| Exercise directions |
Quote the full listing word for word.

| The input |
· · · · ·

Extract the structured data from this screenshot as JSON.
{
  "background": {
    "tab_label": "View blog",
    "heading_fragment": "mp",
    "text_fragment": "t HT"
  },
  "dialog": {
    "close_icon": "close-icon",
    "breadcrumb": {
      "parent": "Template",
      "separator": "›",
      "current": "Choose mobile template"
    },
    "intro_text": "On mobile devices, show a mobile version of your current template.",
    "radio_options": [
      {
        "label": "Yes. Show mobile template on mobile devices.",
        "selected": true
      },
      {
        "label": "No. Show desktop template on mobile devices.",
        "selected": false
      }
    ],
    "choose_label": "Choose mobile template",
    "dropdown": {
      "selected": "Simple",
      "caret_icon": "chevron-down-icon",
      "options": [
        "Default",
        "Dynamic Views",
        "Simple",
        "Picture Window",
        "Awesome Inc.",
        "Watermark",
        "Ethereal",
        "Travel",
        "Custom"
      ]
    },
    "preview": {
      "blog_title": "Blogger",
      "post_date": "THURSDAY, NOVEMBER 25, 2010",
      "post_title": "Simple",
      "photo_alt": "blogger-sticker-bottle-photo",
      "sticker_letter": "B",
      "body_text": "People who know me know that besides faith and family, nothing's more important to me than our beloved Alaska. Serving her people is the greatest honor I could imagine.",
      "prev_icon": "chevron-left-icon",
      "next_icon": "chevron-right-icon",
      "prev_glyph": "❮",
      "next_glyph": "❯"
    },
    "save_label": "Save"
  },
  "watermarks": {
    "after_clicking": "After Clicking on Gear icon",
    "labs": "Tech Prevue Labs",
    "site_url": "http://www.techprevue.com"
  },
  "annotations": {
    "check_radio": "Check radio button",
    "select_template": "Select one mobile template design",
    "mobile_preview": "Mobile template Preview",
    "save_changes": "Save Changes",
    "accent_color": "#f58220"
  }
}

· · · · ·

| Reply |
Extract the structured data from this screenshot as JSON.
{
  "background": {
    "tab_label": "View blog",
    "heading_fragment": "mp",
    "text_fragment": "t HT"
  },
  "dialog": {
    "close_icon": "close-icon",
    "breadcrumb": {
      "parent": "Template",
      "separator": "›",
      "current": "Choose mobile template"
    },
    "intro_text": "On mobile devices, show a mobile version of your current template.",
    "radio_options": [
      {
        "label": "Yes. Show mobile template on mobile devices.",
        "selected": true
      },
      {
        "label": "No. Show desktop template on mobile devices.",
        "selected": false
      }
    ],
    "choose_label": "Choose mobile template",
    "dropdown": {
      "selected": "Simple",
      "caret_icon": "chevron-down-icon",
      "options": [
        "Default",
        "Dynamic Views",
        "Simple",
        "Picture Window",
        "Awesome Inc.",
        "Watermark",
        "Ethereal",
        "Travel",
        "Custom"
      ]
    },
    "preview": {
      "blog_title": "Blogger",
      "post_date": "THURSDAY, NOVEMBER 25, 2010",
      "post_title": "Simple",
      "photo_alt": "blogger-sticker-bottle-photo",
      "sticker_letter": "B",
      "body_text": "People who know me know that besides faith and family, nothing's more important to me than our beloved Alaska. Serving her people is the greatest honor I could imagine.",
      "prev_icon": "chevron-left-icon",
      "next_icon": "chevron-right-icon",
      "prev_glyph": "❮",
      "next_glyph": "❯"
    },
    "save_label": "Save"
  },
  "watermarks": {
    "after_clicking": "After Clicking on Gear icon",
    "labs": "Tech Prevue Labs",
    "site_url": "http://www.techprevue.com"
  },
  "annotations": {
    "check_radio": "Check radio button",
    "select_template": "Select one mobile template design",
    "mobile_preview": "Mobile template Preview",
    "save_changes": "Save Changes",
    "accent_color": "#f58220"
  }
}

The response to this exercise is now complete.